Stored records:

○ ○ ○ ○ ○ ○ ○

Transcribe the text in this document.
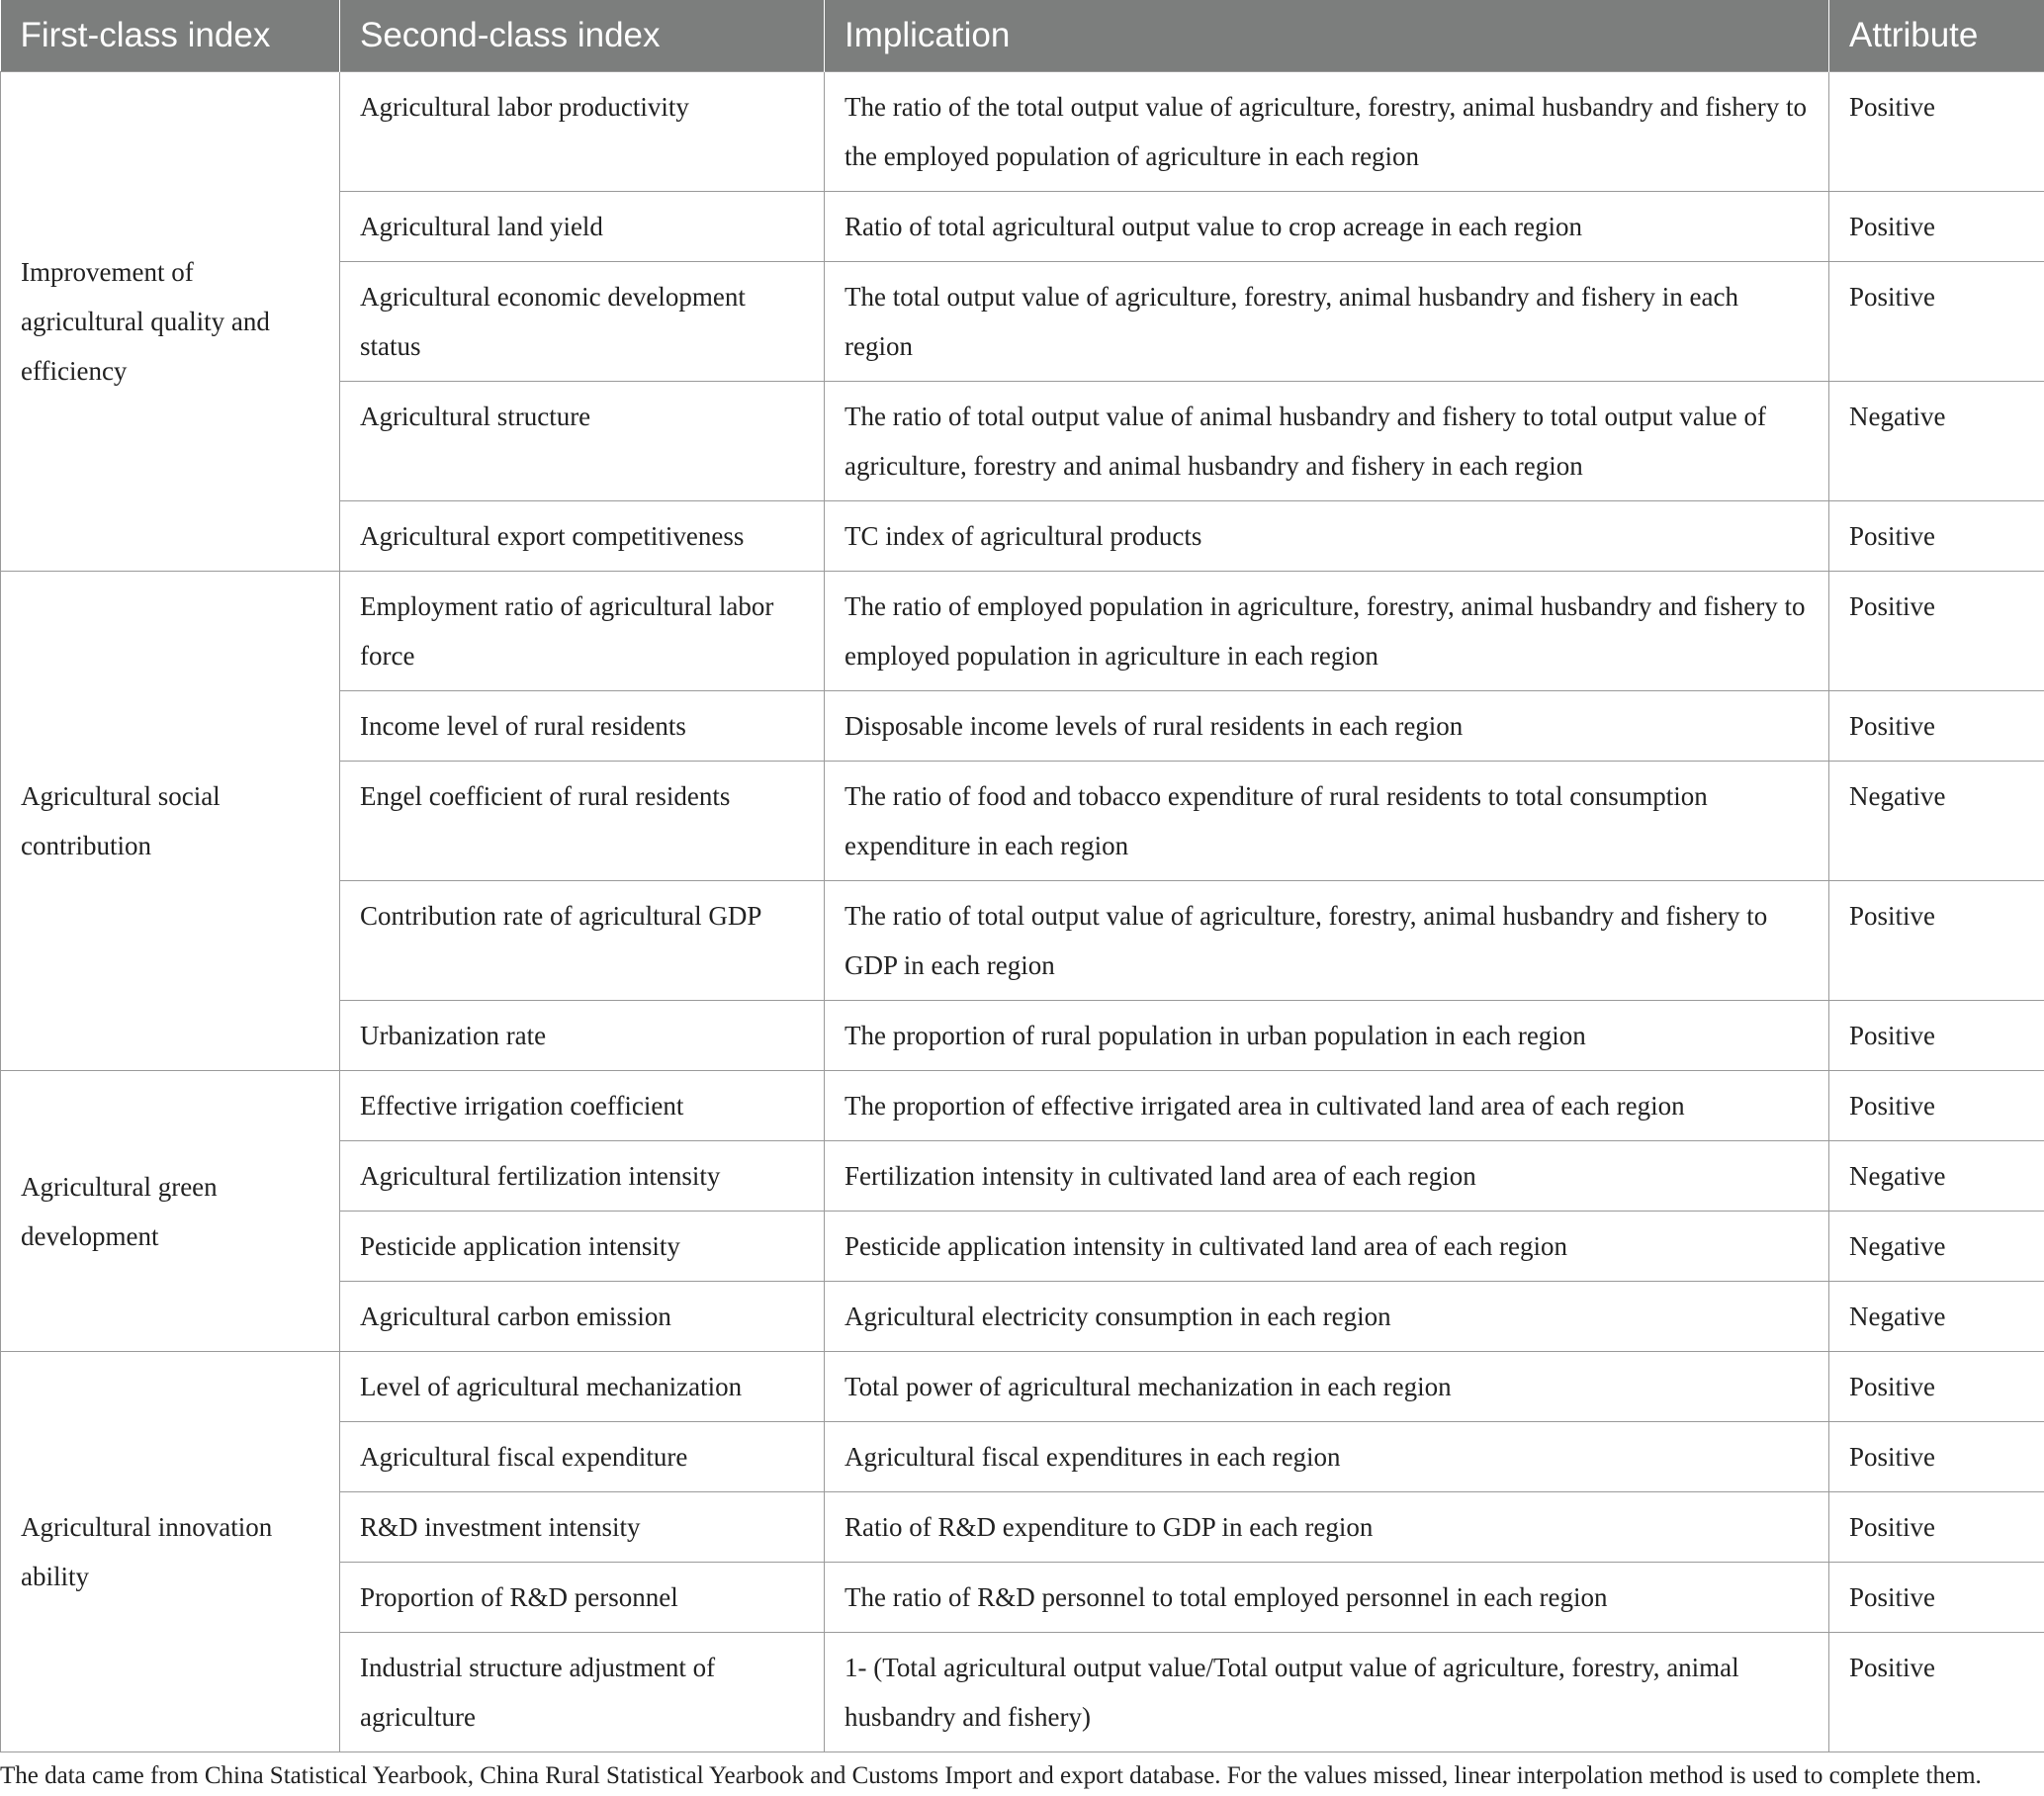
First-class index	Second-class index	Implication	Attribute
Improvement of agricultural quality and efficiency	Agricultural labor productivity	The ratio of the total output value of agriculture, forestry, animal husbandry and fishery to the employed population of agriculture in each region	Positive
	Agricultural land yield	Ratio of total agricultural output value to crop acreage in each region	Positive
	Agricultural economic development status	The total output value of agriculture, forestry, animal husbandry and fishery in each region	Positive
	Agricultural structure	The ratio of total output value of animal husbandry and fishery to total output value of agriculture, forestry and animal husbandry and fishery in each region	Negative
	Agricultural export competitiveness	TC index of agricultural products	Positive
Agricultural social contribution	Employment ratio of agricultural labor force	The ratio of employed population in agriculture, forestry, animal husbandry and fishery to employed population in agriculture in each region	Positive
	Income level of rural residents	Disposable income levels of rural residents in each region	Positive
	Engel coefficient of rural residents	The ratio of food and tobacco expenditure of rural residents to total consumption expenditure in each region	Negative
	Contribution rate of agricultural GDP	The ratio of total output value of agriculture, forestry, animal husbandry and fishery to GDP in each region	Positive
	Urbanization rate	The proportion of rural population in urban population in each region	Positive
Agricultural green development	Effective irrigation coefficient	The proportion of effective irrigated area in cultivated land area of each region	Positive
	Agricultural fertilization intensity	Fertilization intensity in cultivated land area of each region	Negative
	Pesticide application intensity	Pesticide application intensity in cultivated land area of each region	Negative
	Agricultural carbon emission	Agricultural electricity consumption in each region	Negative
Agricultural innovation ability	Level of agricultural mechanization	Total power of agricultural mechanization in each region	Positive
	Agricultural fiscal expenditure	Agricultural fiscal expenditures in each region	Positive
	R&D investment intensity	Ratio of R&D expenditure to GDP in each region	Positive
	Proportion of R&D personnel	The ratio of R&D personnel to total employed personnel in each region	Positive
	Industrial structure adjustment of agriculture	1- (Total agricultural output value/Total output value of agriculture, forestry, animal husbandry and fishery)	Positive
The data came from China Statistical Yearbook, China Rural Statistical Yearbook and Customs Import and export database. For the values missed, linear interpolation method is used to complete them.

○ ○ ○ ○ ○ ○ ○

> Objective:
Count the lines above in which the word "consumption" appears, then state only that count.

> Task answer:
2